◆ THE EXERCISE ◆
List the items as a numbered list, omitting blank lines, from the start of the items through the line containing "The rear side 14 is at (807, 701).".

◆ MATERIAL ◆
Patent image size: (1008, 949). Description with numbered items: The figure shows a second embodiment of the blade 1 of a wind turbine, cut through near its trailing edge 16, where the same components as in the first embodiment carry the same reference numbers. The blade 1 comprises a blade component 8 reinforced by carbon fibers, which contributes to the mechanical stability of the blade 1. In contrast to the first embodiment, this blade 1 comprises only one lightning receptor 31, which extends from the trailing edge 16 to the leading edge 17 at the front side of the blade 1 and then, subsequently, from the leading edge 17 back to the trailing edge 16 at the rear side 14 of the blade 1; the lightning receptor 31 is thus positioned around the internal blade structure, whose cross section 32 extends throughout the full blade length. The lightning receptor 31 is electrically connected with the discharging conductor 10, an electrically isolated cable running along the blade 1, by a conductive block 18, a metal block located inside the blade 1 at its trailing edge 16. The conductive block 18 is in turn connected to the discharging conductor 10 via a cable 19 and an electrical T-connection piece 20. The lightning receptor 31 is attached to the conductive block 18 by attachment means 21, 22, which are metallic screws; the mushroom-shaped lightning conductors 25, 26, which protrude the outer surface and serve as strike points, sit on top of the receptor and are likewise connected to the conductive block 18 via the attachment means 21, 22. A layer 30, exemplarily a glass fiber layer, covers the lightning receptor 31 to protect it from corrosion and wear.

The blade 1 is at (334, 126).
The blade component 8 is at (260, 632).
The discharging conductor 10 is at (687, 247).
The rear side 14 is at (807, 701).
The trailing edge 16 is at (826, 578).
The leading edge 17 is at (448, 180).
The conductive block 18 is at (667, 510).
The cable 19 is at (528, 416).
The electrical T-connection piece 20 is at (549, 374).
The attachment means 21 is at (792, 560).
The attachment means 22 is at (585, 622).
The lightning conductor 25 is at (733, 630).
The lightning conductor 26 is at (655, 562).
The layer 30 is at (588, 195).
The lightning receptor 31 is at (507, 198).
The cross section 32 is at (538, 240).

◆ CORRECT ANSWER ◆
1. Patent image size: (1008, 949). Description with numbered items: The figure shows a second embodiment of the blade 1 of a wind turbine, cut through near its trailing edge 16, where the same components as in the first embodiment carry the same reference numbers. The blade 1 comprises a blade component 8 reinforced by carbon fibers, which contributes to the mechanical stability of the blade 1. In contrast to the first embodiment, this blade 1 comprises only one lightning receptor 31, which extends from the trailing edge 16 to the leading edge 17 at the front side of the blade 1 and then, subsequently, from the leading edge 17 back to the trailing edge 16 at the rear side 14 of the blade 1; the lightning receptor 31 is thus positioned around the internal blade structure, whose cross section 32 extends throughout the full blade length. The lightning receptor 31 is electrically connected with the discharging conductor 10, an electrically isolated cable running along the blade 1, by a conductive block 18, a metal block located inside the blade 1 at its trailing edge 16. The conductive block 18 is in turn connected to the discharging conductor 10 via a cable 19 and an electrical T-connection piece 20. The lightning receptor 31 is attached to the conductive block 18 by attachment means 21, 22, which are metallic screws; the mushroom-shaped lightning conductors 25, 26, which protrude the outer surface and serve as strike points, sit on top of the receptor and are likewise connected to the conductive block 18 via the attachment means 21, 22. A layer 30, exemplarily a glass fiber layer, covers the lightning receptor 31 to protect it from corrosion and wear.
2. The blade 1 is at (334, 126).
3. The blade component 8 is at (260, 632).
4. The discharging conductor 10 is at (687, 247).
5. The rear side 14 is at (807, 701).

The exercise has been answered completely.